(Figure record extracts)
▼

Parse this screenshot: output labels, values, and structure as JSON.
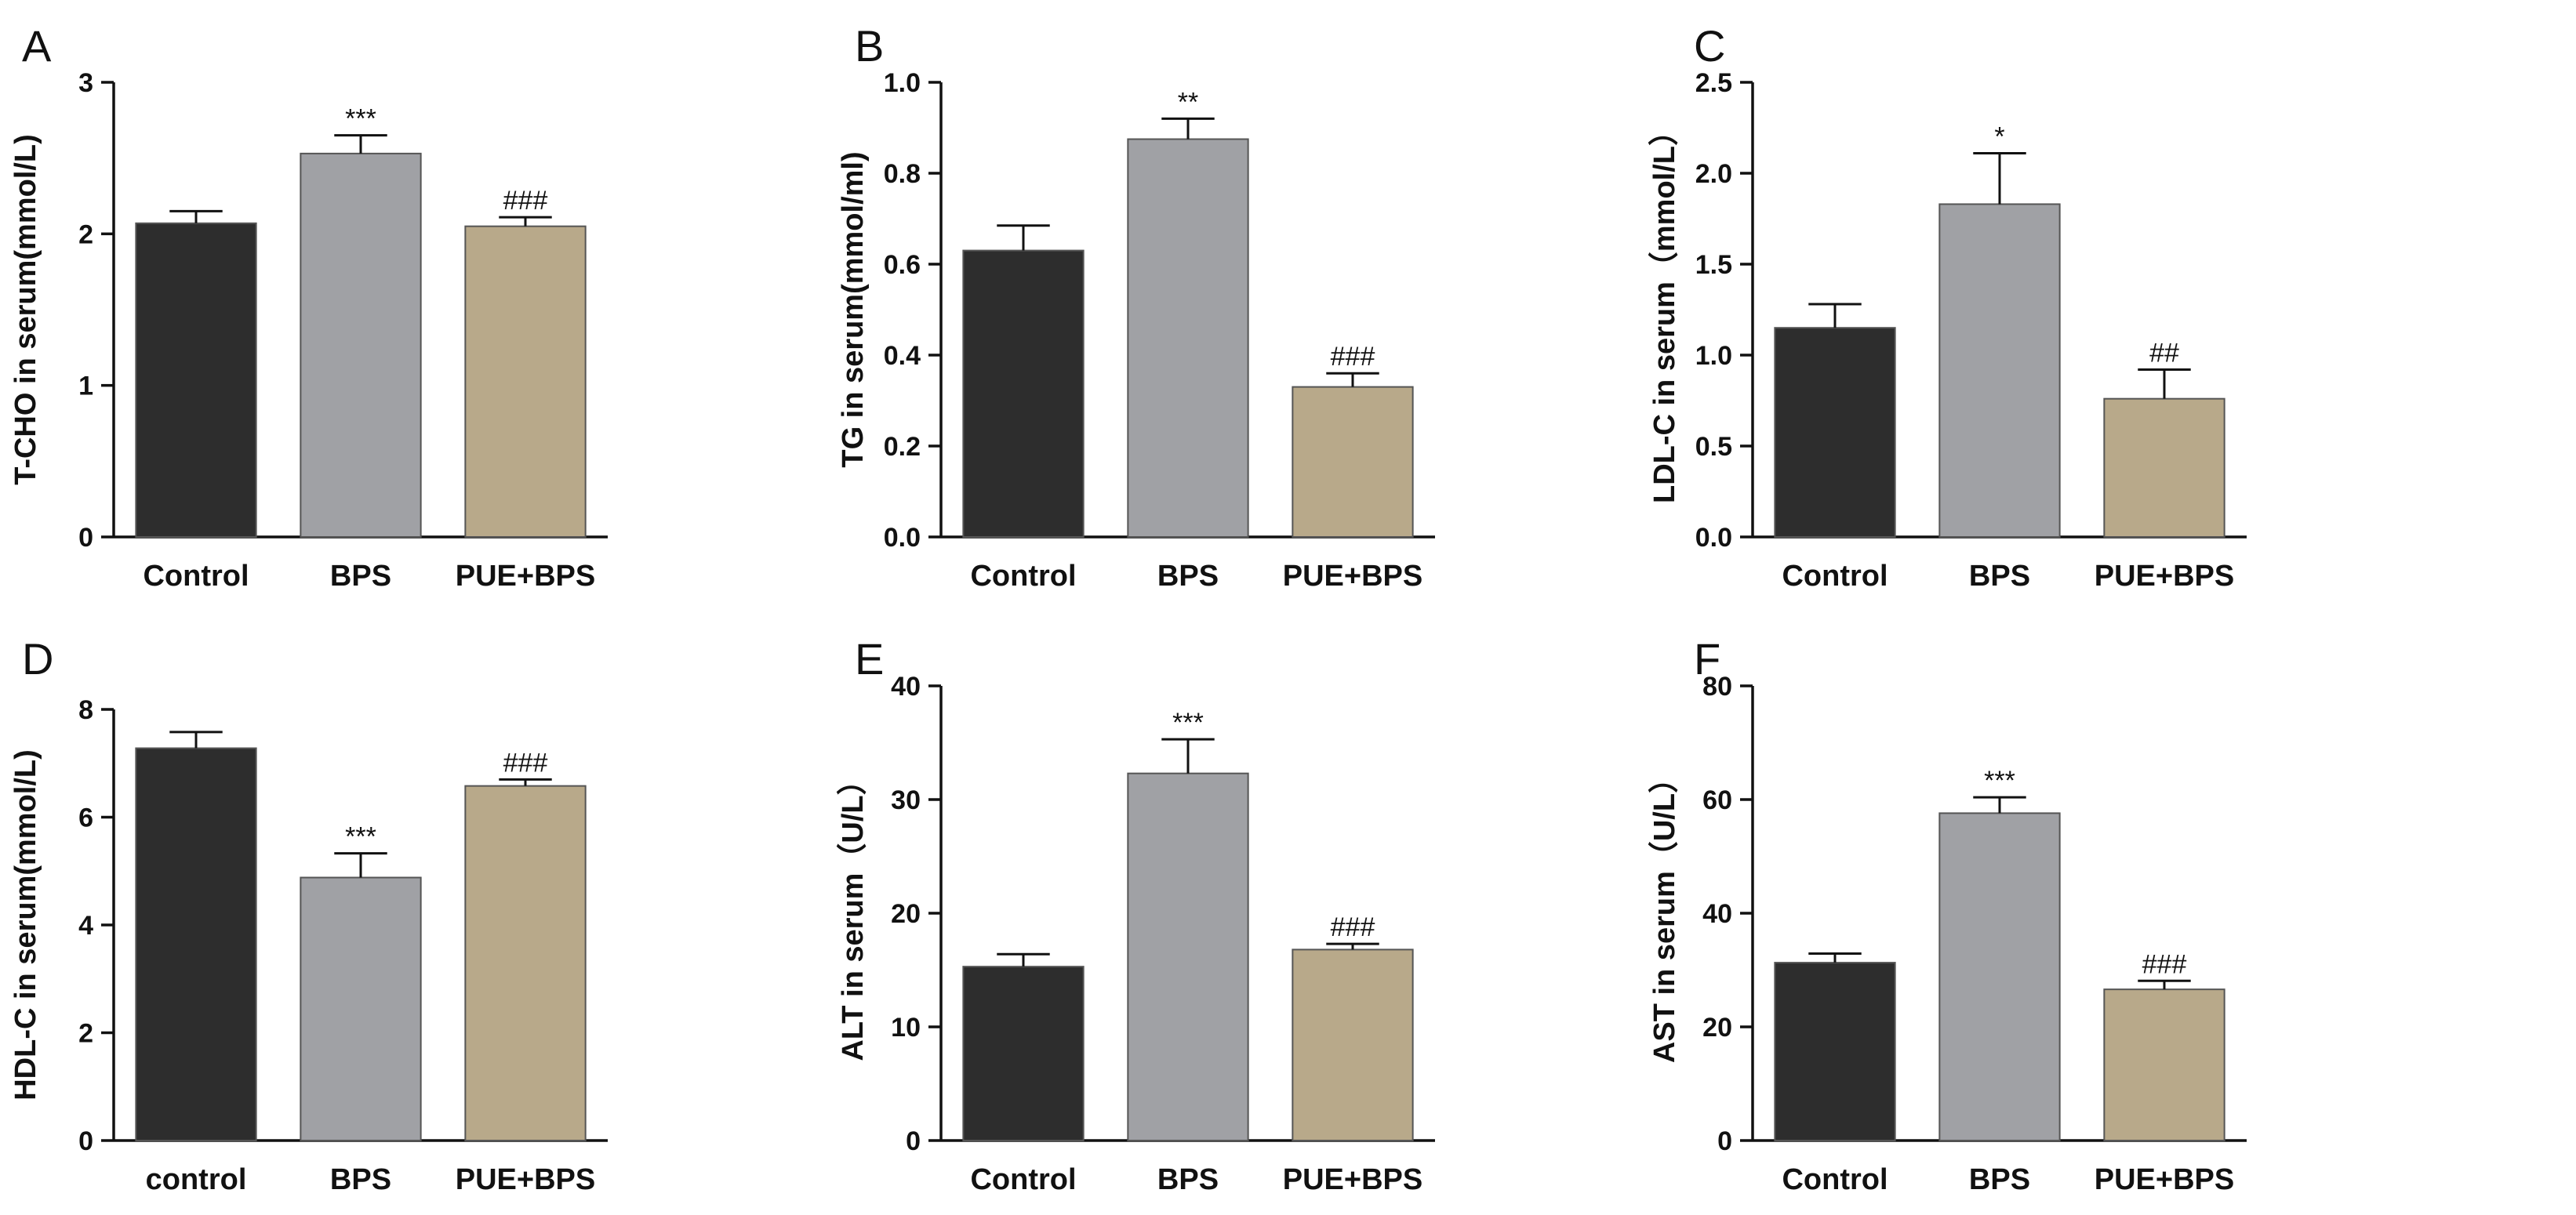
{
  "chart_data": [
    {
      "type": "bar",
      "panel": "A",
      "ylabel": "T-CHO in serum(mmol/L)",
      "ylim": [
        0,
        3
      ],
      "yticks": [
        "0",
        "1",
        "2",
        "3"
      ],
      "categories": [
        "Control",
        "BPS",
        "PUE+BPS"
      ],
      "values": [
        2.07,
        2.53,
        2.05
      ],
      "errors": [
        0.08,
        0.12,
        0.06
      ],
      "significance": [
        "",
        "***",
        "###"
      ]
    },
    {
      "type": "bar",
      "panel": "B",
      "ylabel": "TG in serum(mmol/ml)",
      "ylim": [
        0,
        1.0
      ],
      "yticks": [
        "0.0",
        "0.2",
        "0.4",
        "0.6",
        "0.8",
        "1.0"
      ],
      "categories": [
        "Control",
        "BPS",
        "PUE+BPS"
      ],
      "values": [
        0.63,
        0.875,
        0.33
      ],
      "errors": [
        0.055,
        0.045,
        0.03
      ],
      "significance": [
        "",
        "**",
        "###"
      ]
    },
    {
      "type": "bar",
      "panel": "C",
      "ylabel": "LDL-C in serum（mmol/L）",
      "ylim": [
        0,
        2.5
      ],
      "yticks": [
        "0.0",
        "0.5",
        "1.0",
        "1.5",
        "2.0",
        "2.5"
      ],
      "categories": [
        "Control",
        "BPS",
        "PUE+BPS"
      ],
      "values": [
        1.15,
        1.83,
        0.76
      ],
      "errors": [
        0.13,
        0.28,
        0.16
      ],
      "significance": [
        "",
        "*",
        "##"
      ]
    },
    {
      "type": "bar",
      "panel": "D",
      "ylabel": "HDL-C in serum(mmol/L)",
      "ylim": [
        0,
        8
      ],
      "yticks": [
        "0",
        "2",
        "4",
        "6",
        "8"
      ],
      "categories": [
        "control",
        "BPS",
        "PUE+BPS"
      ],
      "values": [
        7.28,
        4.88,
        6.58
      ],
      "errors": [
        0.3,
        0.45,
        0.12
      ],
      "significance": [
        "",
        "***",
        "###"
      ]
    },
    {
      "type": "bar",
      "panel": "E",
      "ylabel": "ALT in serum（U/L）",
      "ylim": [
        0,
        40
      ],
      "yticks": [
        "0",
        "10",
        "20",
        "30",
        "40"
      ],
      "categories": [
        "Control",
        "BPS",
        "PUE+BPS"
      ],
      "values": [
        15.3,
        32.3,
        16.8
      ],
      "errors": [
        1.1,
        3.0,
        0.5
      ],
      "significance": [
        "",
        "***",
        "###"
      ]
    },
    {
      "type": "bar",
      "panel": "F",
      "ylabel": "AST  in serum（U/L）",
      "ylim": [
        0,
        80
      ],
      "yticks": [
        "0",
        "20",
        "40",
        "60",
        "80"
      ],
      "categories": [
        "Control",
        "BPS",
        "PUE+BPS"
      ],
      "values": [
        31.3,
        57.6,
        26.6
      ],
      "errors": [
        1.6,
        2.8,
        1.5
      ],
      "significance": [
        "",
        "***",
        "###"
      ]
    }
  ],
  "colors": {
    "bars": [
      "#2d2d2d",
      "#a0a1a5",
      "#b8a98a"
    ],
    "axis": "#111111"
  }
}
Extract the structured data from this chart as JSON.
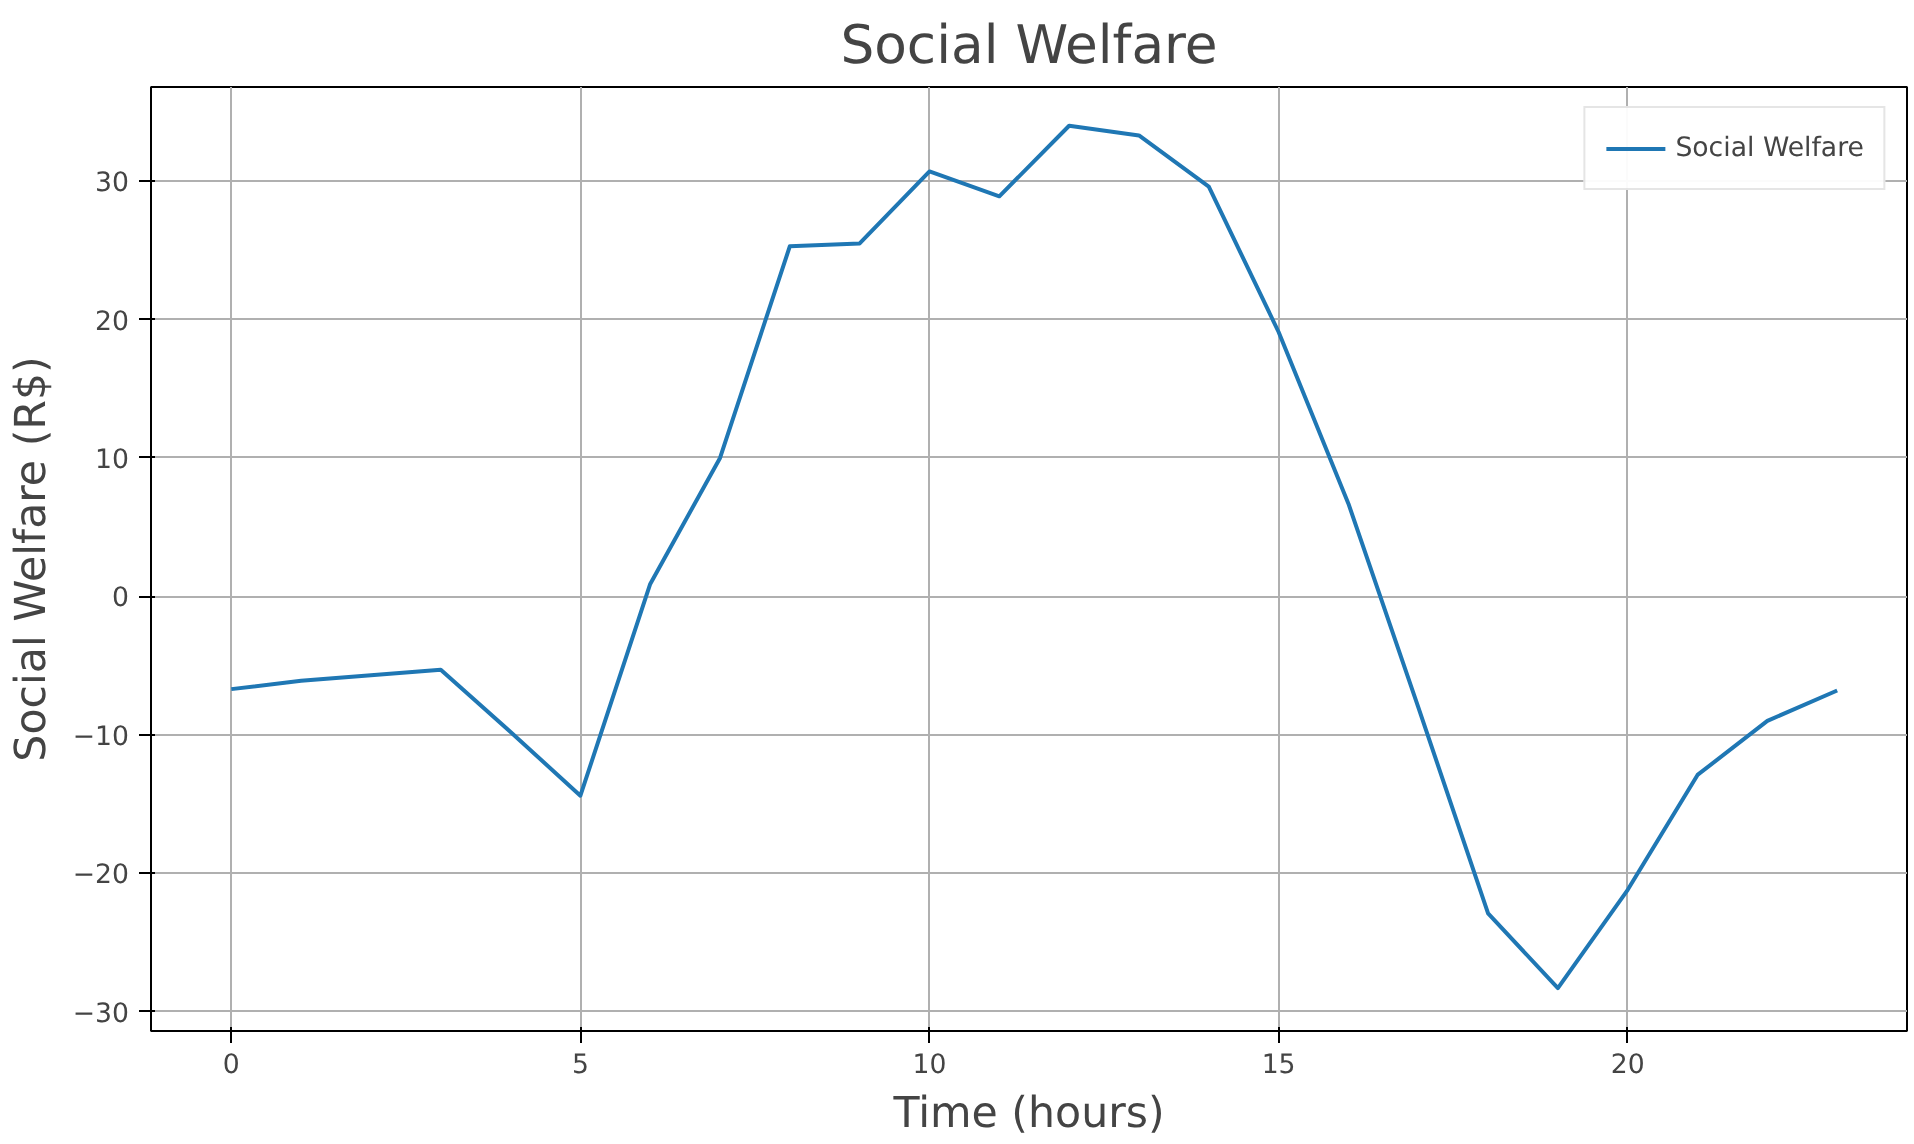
{
  "chart_data": {
    "type": "line",
    "title": "Social Welfare",
    "xlabel": "Time (hours)",
    "ylabel": "Social Welfare (R$)",
    "x": [
      0,
      1,
      2,
      3,
      4,
      5,
      6,
      7,
      8,
      9,
      10,
      11,
      12,
      13,
      14,
      15,
      16,
      17,
      18,
      19,
      20,
      21,
      22,
      23
    ],
    "series": [
      {
        "name": "Social Welfare",
        "color": "#1f77b4",
        "values": [
          -6.7,
          -6.1,
          -5.7,
          -5.3,
          -9.8,
          -14.4,
          0.9,
          10.0,
          25.3,
          25.5,
          30.7,
          28.9,
          34.0,
          33.3,
          29.6,
          19.1,
          6.7,
          -8.0,
          -22.9,
          -28.3,
          -21.2,
          -12.9,
          -9.0,
          -6.8
        ]
      }
    ],
    "xlim": [
      -1.15,
      24.0
    ],
    "ylim": [
      -31.4,
      36.8
    ],
    "xticks": [
      0,
      5,
      10,
      15,
      20
    ],
    "yticks": [
      -30,
      -20,
      -10,
      0,
      10,
      20,
      30
    ],
    "grid": true,
    "legend": "top right",
    "line_style": "solid",
    "marker": "none"
  }
}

▲

▸ **What to produce**
Without the images, write out each line of the data verbatim.

▸ **Exercise solution**
Parse this screenshot: output labels, values, and structure as JSON.
{
  "chart_data": [
    {
      "type": "bar",
      "panel": "A",
      "ylabel": "T-CHO in serum(mmol/L)",
      "ylim": [
        0,
        3
      ],
      "yticks": [
        "0",
        "1",
        "2",
        "3"
      ],
      "categories": [
        "Control",
        "BPS",
        "PUE+BPS"
      ],
      "values": [
        2.07,
        2.53,
        2.05
      ],
      "errors": [
        0.08,
        0.12,
        0.06
      ],
      "significance": [
        "",
        "***",
        "###"
      ]
    },
    {
      "type": "bar",
      "panel": "B",
      "ylabel": "TG in serum(mmol/ml)",
      "ylim": [
        0,
        1.0
      ],
      "yticks": [
        "0.0",
        "0.2",
        "0.4",
        "0.6",
        "0.8",
        "1.0"
      ],
      "categories": [
        "Control",
        "BPS",
        "PUE+BPS"
      ],
      "values": [
        0.63,
        0.875,
        0.33
      ],
      "errors": [
        0.055,
        0.045,
        0.03
      ],
      "significance": [
        "",
        "**",
        "###"
      ]
    },
    {
      "type": "bar",
      "panel": "C",
      "ylabel": "LDL-C in serum（mmol/L）",
      "ylim": [
        0,
        2.5
      ],
      "yticks": [
        "0.0",
        "0.5",
        "1.0",
        "1.5",
        "2.0",
        "2.5"
      ],
      "categories": [
        "Control",
        "BPS",
        "PUE+BPS"
      ],
      "values": [
        1.15,
        1.83,
        0.76
      ],
      "errors": [
        0.13,
        0.28,
        0.16
      ],
      "significance": [
        "",
        "*",
        "##"
      ]
    },
    {
      "type": "bar",
      "panel": "D",
      "ylabel": "HDL-C in serum(mmol/L)",
      "ylim": [
        0,
        8
      ],
      "yticks": [
        "0",
        "2",
        "4",
        "6",
        "8"
      ],
      "categories": [
        "control",
        "BPS",
        "PUE+BPS"
      ],
      "values": [
        7.28,
        4.88,
        6.58
      ],
      "errors": [
        0.3,
        0.45,
        0.12
      ],
      "significance": [
        "",
        "***",
        "###"
      ]
    },
    {
      "type": "bar",
      "panel": "E",
      "ylabel": "ALT in serum（U/L）",
      "ylim": [
        0,
        40
      ],
      "yticks": [
        "0",
        "10",
        "20",
        "30",
        "40"
      ],
      "categories": [
        "Control",
        "BPS",
        "PUE+BPS"
      ],
      "values": [
        15.3,
        32.3,
        16.8
      ],
      "errors": [
        1.1,
        3.0,
        0.5
      ],
      "significance": [
        "",
        "***",
        "###"
      ]
    },
    {
      "type": "bar",
      "panel": "F",
      "ylabel": "AST  in serum（U/L）",
      "ylim": [
        0,
        80
      ],
      "yticks": [
        "0",
        "20",
        "40",
        "60",
        "80"
      ],
      "categories": [
        "Control",
        "BPS",
        "PUE+BPS"
      ],
      "values": [
        31.3,
        57.6,
        26.6
      ],
      "errors": [
        1.6,
        2.8,
        1.5
      ],
      "significance": [
        "",
        "***",
        "###"
      ]
    }
  ],
  "colors": {
    "bars": [
      "#2d2d2d",
      "#a0a1a5",
      "#b8a98a"
    ],
    "axis": "#111111"
  }
}
Extract the structured data from this chart as JSON.
{
  "chart_data": {
    "type": "line",
    "title": "Social Welfare",
    "xlabel": "Time (hours)",
    "ylabel": "Social Welfare (R$)",
    "x": [
      0,
      1,
      2,
      3,
      4,
      5,
      6,
      7,
      8,
      9,
      10,
      11,
      12,
      13,
      14,
      15,
      16,
      17,
      18,
      19,
      20,
      21,
      22,
      23
    ],
    "series": [
      {
        "name": "Social Welfare",
        "color": "#1f77b4",
        "values": [
          -6.7,
          -6.1,
          -5.7,
          -5.3,
          -9.8,
          -14.4,
          0.9,
          10.0,
          25.3,
          25.5,
          30.7,
          28.9,
          34.0,
          33.3,
          29.6,
          19.1,
          6.7,
          -8.0,
          -22.9,
          -28.3,
          -21.2,
          -12.9,
          -9.0,
          -6.8
        ]
      }
    ],
    "xlim": [
      -1.15,
      24.0
    ],
    "ylim": [
      -31.4,
      36.8
    ],
    "xticks": [
      0,
      5,
      10,
      15,
      20
    ],
    "yticks": [
      -30,
      -20,
      -10,
      0,
      10,
      20,
      30
    ],
    "grid": true,
    "legend": "top right",
    "line_style": "solid",
    "marker": "none"
  }
}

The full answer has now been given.